== Task material
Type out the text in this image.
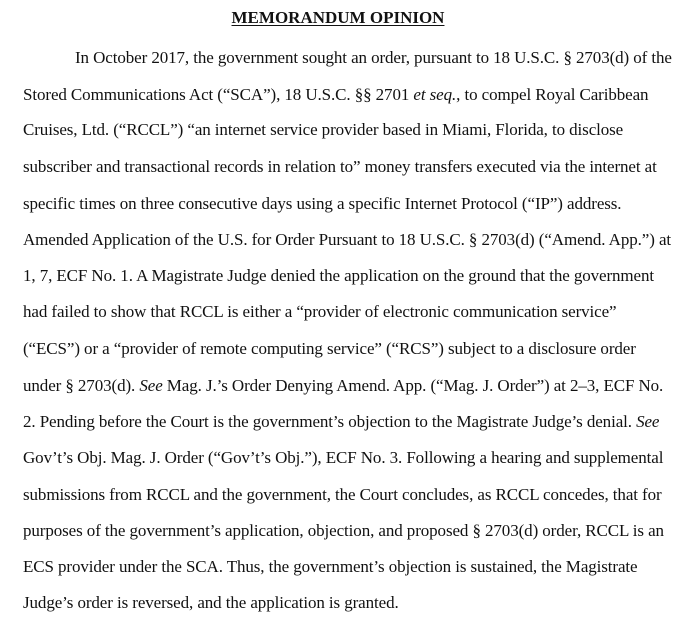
MEMORANDUM OPINION
In October 2017, the government sought an order, pursuant to 18 U.S.C. § 2703(d) of the
Stored Communications Act (“SCA”), 18 U.S.C. §§ 2701 et seq., to compel Royal Caribbean
Cruises, Ltd. (“RCCL”) “an internet service provider based in Miami, Florida, to disclose
subscriber and transactional records in relation to” money transfers executed via the internet at
specific times on three consecutive days using a specific Internet Protocol (“IP”) address.
Amended Application of the U.S. for Order Pursuant to 18 U.S.C. § 2703(d) (“Amend. App.”) at
1, 7, ECF No. 1. A Magistrate Judge denied the application on the ground that the government
had failed to show that RCCL is either a “provider of electronic communication service”
(“ECS”) or a “provider of remote computing service” (“RCS”) subject to a disclosure order
under § 2703(d). See Mag. J.’s Order Denying Amend. App. (“Mag. J. Order”) at 2–3, ECF No.
2. Pending before the Court is the government’s objection to the Magistrate Judge’s denial. See
Gov’t’s Obj. Mag. J. Order (“Gov’t’s Obj.”), ECF No. 3. Following a hearing and supplemental
submissions from RCCL and the government, the Court concludes, as RCCL concedes, that for
purposes of the government’s application, objection, and proposed § 2703(d) order, RCCL is an
ECS provider under the SCA. Thus, the government’s objection is sustained, the Magistrate
Judge’s order is reversed, and the application is granted.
====
■ **Directions**:
Repeat the data exactly, without the pictures.

■ **Solution to this exercise**:
Type out the text in this image.
MEMORANDUM OPINION
In October 2017, the government sought an order, pursuant to 18 U.S.C. § 2703(d) of the
Stored Communications Act (“SCA”), 18 U.S.C. §§ 2701 et seq., to compel Royal Caribbean
Cruises, Ltd. (“RCCL”) “an internet service provider based in Miami, Florida, to disclose
subscriber and transactional records in relation to” money transfers executed via the internet at
specific times on three consecutive days using a specific Internet Protocol (“IP”) address.
Amended Application of the U.S. for Order Pursuant to 18 U.S.C. § 2703(d) (“Amend. App.”) at
1, 7, ECF No. 1. A Magistrate Judge denied the application on the ground that the government
had failed to show that RCCL is either a “provider of electronic communication service”
(“ECS”) or a “provider of remote computing service” (“RCS”) subject to a disclosure order
under § 2703(d). See Mag. J.’s Order Denying Amend. App. (“Mag. J. Order”) at 2–3, ECF No.
2. Pending before the Court is the government’s objection to the Magistrate Judge’s denial. See
Gov’t’s Obj. Mag. J. Order (“Gov’t’s Obj.”), ECF No. 3. Following a hearing and supplemental
submissions from RCCL and the government, the Court concludes, as RCCL concedes, that for
purposes of the government’s application, objection, and proposed § 2703(d) order, RCCL is an
ECS provider under the SCA. Thus, the government’s objection is sustained, the Magistrate
Judge’s order is reversed, and the application is granted.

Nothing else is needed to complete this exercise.